--- Start of Data for this exercise ---

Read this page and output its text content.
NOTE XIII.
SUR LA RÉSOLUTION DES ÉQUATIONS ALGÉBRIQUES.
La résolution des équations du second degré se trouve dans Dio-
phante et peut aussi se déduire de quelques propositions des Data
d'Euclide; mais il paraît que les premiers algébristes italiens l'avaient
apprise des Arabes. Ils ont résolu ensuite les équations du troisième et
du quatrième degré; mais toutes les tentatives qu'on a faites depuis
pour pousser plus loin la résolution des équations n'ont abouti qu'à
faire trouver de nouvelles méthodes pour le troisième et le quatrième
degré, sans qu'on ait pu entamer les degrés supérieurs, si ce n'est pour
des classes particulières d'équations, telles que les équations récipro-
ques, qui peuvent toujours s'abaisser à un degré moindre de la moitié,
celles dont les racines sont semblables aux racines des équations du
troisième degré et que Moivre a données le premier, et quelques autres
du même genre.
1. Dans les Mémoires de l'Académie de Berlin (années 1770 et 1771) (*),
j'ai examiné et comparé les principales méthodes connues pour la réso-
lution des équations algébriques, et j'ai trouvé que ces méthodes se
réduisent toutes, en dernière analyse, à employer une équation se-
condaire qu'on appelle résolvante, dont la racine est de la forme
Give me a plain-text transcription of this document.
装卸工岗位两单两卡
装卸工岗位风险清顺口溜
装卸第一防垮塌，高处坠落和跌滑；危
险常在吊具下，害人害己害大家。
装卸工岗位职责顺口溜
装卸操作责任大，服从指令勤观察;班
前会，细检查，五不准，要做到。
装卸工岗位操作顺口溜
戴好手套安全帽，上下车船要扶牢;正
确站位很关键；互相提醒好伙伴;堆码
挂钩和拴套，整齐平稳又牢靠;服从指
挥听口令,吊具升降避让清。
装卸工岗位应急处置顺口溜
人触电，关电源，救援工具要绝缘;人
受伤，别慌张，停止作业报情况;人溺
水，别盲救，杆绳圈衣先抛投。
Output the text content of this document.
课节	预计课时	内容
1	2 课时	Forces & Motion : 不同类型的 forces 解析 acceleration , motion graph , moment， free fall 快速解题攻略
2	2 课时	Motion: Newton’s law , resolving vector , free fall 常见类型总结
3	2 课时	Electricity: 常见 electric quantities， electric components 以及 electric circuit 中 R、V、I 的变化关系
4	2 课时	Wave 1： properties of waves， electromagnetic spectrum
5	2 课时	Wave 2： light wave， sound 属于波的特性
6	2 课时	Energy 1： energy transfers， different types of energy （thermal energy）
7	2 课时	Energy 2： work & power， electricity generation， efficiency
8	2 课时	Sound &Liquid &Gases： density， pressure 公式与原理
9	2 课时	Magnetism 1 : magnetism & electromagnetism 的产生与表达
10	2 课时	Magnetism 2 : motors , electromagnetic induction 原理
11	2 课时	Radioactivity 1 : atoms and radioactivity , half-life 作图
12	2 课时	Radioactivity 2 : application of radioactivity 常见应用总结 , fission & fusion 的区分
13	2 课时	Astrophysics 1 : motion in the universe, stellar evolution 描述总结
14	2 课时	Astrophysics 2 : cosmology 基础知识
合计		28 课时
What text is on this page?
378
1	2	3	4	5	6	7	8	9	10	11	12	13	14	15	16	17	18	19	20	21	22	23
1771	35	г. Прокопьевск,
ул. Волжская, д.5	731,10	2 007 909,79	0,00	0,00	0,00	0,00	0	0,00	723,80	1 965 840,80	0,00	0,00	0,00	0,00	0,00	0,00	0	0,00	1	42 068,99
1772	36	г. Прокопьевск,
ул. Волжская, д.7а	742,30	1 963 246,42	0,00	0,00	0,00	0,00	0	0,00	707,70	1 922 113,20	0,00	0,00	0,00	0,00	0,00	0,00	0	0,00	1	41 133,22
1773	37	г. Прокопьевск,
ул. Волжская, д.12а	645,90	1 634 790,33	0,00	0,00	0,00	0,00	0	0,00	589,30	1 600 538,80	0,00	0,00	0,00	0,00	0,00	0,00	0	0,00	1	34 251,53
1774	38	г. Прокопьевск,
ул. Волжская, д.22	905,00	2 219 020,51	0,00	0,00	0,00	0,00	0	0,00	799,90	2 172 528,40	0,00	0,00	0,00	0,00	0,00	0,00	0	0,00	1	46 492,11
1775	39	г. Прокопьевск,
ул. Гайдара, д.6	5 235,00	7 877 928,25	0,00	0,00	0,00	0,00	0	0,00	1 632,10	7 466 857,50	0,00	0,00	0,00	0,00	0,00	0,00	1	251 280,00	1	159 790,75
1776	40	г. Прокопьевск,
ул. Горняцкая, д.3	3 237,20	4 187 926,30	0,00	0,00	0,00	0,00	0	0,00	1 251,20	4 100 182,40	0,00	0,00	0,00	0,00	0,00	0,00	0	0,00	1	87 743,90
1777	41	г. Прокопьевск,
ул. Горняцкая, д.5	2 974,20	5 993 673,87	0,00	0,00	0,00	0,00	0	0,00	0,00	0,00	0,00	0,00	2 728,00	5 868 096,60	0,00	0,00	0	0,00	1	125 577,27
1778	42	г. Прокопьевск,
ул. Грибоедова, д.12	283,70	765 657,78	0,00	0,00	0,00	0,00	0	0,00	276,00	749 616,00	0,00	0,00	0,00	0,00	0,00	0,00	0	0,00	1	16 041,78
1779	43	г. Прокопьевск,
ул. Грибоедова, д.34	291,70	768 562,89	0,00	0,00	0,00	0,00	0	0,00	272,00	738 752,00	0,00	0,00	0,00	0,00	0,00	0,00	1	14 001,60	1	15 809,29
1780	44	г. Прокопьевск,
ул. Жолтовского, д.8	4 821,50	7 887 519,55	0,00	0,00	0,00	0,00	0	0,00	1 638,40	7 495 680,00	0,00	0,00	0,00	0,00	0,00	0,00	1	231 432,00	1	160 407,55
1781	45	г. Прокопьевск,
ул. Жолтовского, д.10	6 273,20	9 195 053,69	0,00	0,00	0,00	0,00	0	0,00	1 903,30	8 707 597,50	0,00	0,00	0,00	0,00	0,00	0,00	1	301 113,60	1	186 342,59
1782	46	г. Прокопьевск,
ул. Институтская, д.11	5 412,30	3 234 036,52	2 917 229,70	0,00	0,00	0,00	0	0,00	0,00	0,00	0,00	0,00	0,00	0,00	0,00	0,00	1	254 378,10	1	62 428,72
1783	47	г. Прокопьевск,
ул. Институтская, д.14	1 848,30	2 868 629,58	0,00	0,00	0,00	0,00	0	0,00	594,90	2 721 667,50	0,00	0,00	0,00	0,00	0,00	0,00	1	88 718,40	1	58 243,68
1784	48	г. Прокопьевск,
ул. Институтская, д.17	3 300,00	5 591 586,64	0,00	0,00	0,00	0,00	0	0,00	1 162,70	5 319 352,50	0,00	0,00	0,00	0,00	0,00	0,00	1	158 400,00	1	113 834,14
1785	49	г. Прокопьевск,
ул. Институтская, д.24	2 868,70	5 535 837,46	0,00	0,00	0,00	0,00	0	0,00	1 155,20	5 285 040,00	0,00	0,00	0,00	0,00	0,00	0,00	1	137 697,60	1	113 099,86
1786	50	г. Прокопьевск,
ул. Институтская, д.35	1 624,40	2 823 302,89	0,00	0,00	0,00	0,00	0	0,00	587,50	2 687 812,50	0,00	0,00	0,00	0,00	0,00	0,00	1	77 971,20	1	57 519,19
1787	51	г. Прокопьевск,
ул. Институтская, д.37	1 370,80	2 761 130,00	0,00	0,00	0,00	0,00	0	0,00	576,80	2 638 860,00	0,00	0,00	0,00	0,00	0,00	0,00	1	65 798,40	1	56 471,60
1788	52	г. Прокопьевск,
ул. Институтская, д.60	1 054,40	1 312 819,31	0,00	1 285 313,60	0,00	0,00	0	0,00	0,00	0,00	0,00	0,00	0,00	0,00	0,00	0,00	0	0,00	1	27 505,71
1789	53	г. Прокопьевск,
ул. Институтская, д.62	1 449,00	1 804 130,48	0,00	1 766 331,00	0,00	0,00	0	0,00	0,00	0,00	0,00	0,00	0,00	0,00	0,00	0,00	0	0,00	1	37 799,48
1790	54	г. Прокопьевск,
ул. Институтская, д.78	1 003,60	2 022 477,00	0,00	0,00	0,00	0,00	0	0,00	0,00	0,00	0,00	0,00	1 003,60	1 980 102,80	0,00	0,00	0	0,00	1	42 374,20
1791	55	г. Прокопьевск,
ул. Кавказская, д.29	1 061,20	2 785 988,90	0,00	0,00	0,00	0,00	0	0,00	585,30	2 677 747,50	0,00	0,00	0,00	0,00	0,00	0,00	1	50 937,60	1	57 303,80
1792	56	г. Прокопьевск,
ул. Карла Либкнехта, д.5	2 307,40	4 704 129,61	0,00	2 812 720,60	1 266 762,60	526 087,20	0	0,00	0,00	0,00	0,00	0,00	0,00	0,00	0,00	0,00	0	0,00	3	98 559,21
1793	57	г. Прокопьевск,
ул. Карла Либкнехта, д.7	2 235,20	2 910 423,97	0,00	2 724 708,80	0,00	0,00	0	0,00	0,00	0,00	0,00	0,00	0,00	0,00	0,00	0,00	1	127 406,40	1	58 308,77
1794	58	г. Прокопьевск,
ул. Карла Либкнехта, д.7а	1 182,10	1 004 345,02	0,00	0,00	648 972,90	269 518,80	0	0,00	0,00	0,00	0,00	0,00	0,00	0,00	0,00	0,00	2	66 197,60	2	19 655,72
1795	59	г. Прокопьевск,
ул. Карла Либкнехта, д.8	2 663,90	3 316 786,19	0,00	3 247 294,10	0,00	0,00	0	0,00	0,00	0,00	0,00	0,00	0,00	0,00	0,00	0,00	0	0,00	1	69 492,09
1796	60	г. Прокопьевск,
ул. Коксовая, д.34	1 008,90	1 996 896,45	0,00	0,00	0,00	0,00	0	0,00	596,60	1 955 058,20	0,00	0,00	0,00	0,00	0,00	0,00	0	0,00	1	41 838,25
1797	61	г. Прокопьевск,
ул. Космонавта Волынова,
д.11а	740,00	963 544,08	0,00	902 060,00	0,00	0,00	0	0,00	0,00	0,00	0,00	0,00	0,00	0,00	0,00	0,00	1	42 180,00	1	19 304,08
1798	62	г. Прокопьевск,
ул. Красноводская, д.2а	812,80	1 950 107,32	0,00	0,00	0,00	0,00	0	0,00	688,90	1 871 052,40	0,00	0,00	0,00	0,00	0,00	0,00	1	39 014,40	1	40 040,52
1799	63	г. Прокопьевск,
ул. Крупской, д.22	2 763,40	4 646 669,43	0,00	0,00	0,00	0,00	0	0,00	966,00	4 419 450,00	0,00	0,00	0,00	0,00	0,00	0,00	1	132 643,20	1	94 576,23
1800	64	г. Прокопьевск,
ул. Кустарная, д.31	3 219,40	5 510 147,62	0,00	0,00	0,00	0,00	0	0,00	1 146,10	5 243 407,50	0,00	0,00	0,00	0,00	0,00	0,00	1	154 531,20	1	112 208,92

--- End of Data for this exercise ---

Report how many lines contain "quatrième". Give nothing but the number.

- _Result for this exercise_
2